PASSAGE TO READ
####

The Sophienkirche (Saint Sophia's Church) was a church in Dresden.
It was located on the northeast corner of the Postplatz (post office square) in the old town before it was severely damaged in the Dresden bombing in 1945 and subsequently destroyed in 1962 by the party and government of the GDR. It was the only Gothic church in the city.
In 1250 The Order of Friars Minor, Franciscans, built a monastery and small church at the location of the future Sophienkirche — this was known as the Franziskanerkloster. Starting in 1331 the original structure was demolished and construction began of a larger church with two equally sized naves. Around 1400, at the southeast corner of the church, the Busmannkapelle was added, a private chapel for the patrician Busmann family to which the Dresden Mayor at the time, Lorenz Busmann, belonged and where he was later buried.
The Franciscan monastery was abolished during the Reformation.
The Franciscan Friary stood empty for decades before it was restored in 1610 by Sophie of Brandenburg and reopened as a Lutheran church dedicated to Saint Sofia in her honour. In 1737 it became the (Evangelical Lutheran) Hofkirche (court church) of the Electorate of Saxony (not to be confused with the Roman Catholic Hofkirche the Elector began building at the same time).
Between the years 1718 and 1720 famed pipe organ maker Gottfried Silbermann installed one of the only 50 organs he completed, known for their clear meantone temperament. Johann Sebastian Bach is known to have played concerts on the instrument in 1725 and 1747.[ citation needed ]
The Kyrie and Gloria from Bach's B minor Mass were composed in 1733, possibly the former as a lament for the death of Elector Augustus II the Strong (who had died on 1 February 1733) and the latter to celebrate the accession of his successor the Saxon Elector and later King Augustus III of Poland, who converted to Catholicism in order to ascend the throne of Poland. In the hope of obtaining the title "Electoral Saxon Court Composer" Bach presented these to Augustus as a set of parts (Kyrie–Gloria Mass, BWV 232 I (early version)). [1] [2] They may have been performed in 1733, not in the presence of its dedicatee, possibly at the Sophienkirche where Bach's son Wilhelm Friedemann Bach had been organist since June. [3] However, in 1734 Bach performed a secular cantata, a dramma per musica , BWV 215, in honour of Augustus, in the presence of the King and Queen, the first movement of which was later adapted into the B minor Mass Hosanna. [4]
The Sophienkirche was redesigned in the mid-19th century and took its final shape, with its twin neogothic spires (replacing the old Baroque tower), aisles and a new façade, between 1864 and 1868. After the German Revolution of 1918–19, the Sophienkirche ceased to serve as a court church and, seven years later, was made seat of the bishop of the Evangelical-Lutheran Church of Saxony.

####

INSTRUCTION A
According to the passage on the Sophienkirche, who restored the Franciscan Friary in 1610?

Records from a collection
####

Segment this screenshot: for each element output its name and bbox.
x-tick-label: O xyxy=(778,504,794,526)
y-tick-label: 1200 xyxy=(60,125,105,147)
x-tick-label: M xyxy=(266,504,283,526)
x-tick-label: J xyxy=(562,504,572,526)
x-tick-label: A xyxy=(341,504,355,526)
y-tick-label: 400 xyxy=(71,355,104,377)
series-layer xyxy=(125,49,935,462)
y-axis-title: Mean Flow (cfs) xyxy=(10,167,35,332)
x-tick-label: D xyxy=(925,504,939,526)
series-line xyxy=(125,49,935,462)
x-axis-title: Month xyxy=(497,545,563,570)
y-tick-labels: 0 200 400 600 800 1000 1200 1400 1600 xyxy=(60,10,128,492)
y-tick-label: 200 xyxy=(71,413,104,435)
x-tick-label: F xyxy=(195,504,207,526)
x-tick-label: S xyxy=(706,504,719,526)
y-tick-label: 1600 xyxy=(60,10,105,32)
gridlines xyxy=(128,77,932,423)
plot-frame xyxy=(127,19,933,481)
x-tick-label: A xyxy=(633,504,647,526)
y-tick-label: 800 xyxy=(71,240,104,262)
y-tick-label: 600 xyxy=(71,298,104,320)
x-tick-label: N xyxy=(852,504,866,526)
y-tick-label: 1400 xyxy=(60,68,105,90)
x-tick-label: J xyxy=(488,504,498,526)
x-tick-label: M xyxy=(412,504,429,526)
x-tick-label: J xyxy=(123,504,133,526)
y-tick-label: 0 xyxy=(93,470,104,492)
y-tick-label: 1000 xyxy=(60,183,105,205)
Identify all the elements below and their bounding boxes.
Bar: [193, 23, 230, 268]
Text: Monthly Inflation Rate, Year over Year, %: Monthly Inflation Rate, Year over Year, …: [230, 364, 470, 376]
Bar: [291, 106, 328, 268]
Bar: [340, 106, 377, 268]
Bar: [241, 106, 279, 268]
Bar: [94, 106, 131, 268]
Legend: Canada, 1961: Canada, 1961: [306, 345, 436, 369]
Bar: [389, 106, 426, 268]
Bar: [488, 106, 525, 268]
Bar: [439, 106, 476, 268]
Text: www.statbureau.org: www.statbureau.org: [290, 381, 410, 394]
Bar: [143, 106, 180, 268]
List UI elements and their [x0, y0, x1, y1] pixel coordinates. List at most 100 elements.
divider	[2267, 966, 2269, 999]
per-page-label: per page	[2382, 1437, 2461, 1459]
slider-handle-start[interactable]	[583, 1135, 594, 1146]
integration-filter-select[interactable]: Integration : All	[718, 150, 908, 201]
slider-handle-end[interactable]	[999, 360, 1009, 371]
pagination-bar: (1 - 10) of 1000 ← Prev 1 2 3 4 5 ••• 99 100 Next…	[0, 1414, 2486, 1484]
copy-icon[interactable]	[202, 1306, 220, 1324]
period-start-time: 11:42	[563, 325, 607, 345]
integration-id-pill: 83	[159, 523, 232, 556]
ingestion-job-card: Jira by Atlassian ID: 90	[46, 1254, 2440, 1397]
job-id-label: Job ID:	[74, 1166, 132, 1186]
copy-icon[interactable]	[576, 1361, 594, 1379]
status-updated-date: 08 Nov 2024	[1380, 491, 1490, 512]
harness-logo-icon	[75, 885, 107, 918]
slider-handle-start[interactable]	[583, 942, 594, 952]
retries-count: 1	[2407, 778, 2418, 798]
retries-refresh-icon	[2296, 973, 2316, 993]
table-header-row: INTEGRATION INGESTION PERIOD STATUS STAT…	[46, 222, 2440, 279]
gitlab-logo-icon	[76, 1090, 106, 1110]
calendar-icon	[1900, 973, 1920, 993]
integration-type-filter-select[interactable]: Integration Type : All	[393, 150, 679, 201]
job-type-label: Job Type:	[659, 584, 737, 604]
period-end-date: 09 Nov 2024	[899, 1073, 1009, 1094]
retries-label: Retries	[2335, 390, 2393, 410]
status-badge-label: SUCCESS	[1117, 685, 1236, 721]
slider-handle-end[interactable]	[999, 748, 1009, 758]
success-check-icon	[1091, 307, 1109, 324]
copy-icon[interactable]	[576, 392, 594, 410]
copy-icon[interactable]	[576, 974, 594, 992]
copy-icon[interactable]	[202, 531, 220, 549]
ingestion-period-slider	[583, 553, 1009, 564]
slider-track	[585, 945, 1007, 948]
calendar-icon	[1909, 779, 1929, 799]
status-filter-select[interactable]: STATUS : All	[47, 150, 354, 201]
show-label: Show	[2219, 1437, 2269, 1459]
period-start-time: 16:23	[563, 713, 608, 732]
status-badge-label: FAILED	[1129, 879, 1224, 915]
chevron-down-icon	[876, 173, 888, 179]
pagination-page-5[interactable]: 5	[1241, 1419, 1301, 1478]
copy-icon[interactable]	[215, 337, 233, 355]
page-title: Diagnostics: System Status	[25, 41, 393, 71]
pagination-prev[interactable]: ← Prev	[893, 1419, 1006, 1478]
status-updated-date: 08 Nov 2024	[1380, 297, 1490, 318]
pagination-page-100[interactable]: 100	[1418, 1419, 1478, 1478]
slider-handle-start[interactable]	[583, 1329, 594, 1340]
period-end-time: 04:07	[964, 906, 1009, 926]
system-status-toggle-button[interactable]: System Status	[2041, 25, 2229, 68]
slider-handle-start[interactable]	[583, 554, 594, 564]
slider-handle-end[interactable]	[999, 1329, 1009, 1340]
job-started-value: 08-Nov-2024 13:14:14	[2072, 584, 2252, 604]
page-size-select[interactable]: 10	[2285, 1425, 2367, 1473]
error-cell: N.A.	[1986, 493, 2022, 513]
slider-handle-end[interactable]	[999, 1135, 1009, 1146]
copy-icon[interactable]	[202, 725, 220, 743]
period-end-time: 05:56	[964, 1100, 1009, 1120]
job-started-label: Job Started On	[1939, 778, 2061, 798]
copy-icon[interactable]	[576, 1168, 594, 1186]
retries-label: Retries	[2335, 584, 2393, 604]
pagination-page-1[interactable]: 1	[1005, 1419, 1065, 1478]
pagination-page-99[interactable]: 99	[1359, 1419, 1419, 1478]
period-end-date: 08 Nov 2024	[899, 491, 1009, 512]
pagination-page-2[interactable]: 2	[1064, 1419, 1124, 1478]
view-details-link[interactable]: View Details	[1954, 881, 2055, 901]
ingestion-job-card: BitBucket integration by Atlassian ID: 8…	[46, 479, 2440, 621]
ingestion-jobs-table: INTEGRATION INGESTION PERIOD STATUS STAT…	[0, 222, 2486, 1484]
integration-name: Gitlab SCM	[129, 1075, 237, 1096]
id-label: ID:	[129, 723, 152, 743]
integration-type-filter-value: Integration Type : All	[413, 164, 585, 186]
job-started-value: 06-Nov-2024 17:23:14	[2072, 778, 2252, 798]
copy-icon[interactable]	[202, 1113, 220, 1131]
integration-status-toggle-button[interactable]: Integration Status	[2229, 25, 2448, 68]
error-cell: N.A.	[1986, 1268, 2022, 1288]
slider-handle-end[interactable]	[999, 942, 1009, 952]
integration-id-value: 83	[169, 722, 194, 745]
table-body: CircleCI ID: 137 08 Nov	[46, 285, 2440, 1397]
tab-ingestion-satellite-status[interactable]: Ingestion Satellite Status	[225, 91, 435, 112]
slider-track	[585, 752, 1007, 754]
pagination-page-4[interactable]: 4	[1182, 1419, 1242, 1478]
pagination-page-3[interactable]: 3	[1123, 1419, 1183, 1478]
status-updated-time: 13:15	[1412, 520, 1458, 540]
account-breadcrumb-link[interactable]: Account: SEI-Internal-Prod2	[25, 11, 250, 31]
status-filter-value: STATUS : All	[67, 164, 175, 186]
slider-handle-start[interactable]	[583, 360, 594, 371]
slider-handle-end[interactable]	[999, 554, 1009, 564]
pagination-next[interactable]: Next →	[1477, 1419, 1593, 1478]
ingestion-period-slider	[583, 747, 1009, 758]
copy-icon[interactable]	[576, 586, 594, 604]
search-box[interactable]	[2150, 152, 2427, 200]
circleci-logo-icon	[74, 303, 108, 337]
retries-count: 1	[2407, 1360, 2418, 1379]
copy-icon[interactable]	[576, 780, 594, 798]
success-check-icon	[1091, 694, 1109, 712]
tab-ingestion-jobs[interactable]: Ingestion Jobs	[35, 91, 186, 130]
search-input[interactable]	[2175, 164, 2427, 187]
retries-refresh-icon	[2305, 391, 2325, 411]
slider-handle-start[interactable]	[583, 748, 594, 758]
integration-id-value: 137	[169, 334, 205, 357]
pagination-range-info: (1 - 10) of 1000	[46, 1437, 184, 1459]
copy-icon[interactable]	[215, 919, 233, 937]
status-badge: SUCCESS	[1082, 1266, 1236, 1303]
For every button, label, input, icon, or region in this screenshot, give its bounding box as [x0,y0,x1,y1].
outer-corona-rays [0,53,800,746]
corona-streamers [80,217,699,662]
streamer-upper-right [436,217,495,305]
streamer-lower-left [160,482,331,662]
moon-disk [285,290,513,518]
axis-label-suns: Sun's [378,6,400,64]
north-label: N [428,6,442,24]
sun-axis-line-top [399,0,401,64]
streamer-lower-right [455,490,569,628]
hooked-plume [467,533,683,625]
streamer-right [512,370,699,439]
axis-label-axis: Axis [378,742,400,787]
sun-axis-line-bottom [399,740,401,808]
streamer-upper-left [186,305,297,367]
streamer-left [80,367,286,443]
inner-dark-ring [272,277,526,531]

####

INSTRUCTION B
Return the lines of the records from the very first line up to and including the line that contains "series-layer xyxy=(125,49,935,462)".

FULL ANSWER A
Sophie of Brandenburg restored it.

FULL ANSWER B
Segment this screenshot: for each element output its name and bbox.
x-tick-label: O xyxy=(778,504,794,526)
y-tick-label: 1200 xyxy=(60,125,105,147)
x-tick-label: M xyxy=(266,504,283,526)
x-tick-label: J xyxy=(562,504,572,526)
x-tick-label: A xyxy=(341,504,355,526)
y-tick-label: 400 xyxy=(71,355,104,377)
series-layer xyxy=(125,49,935,462)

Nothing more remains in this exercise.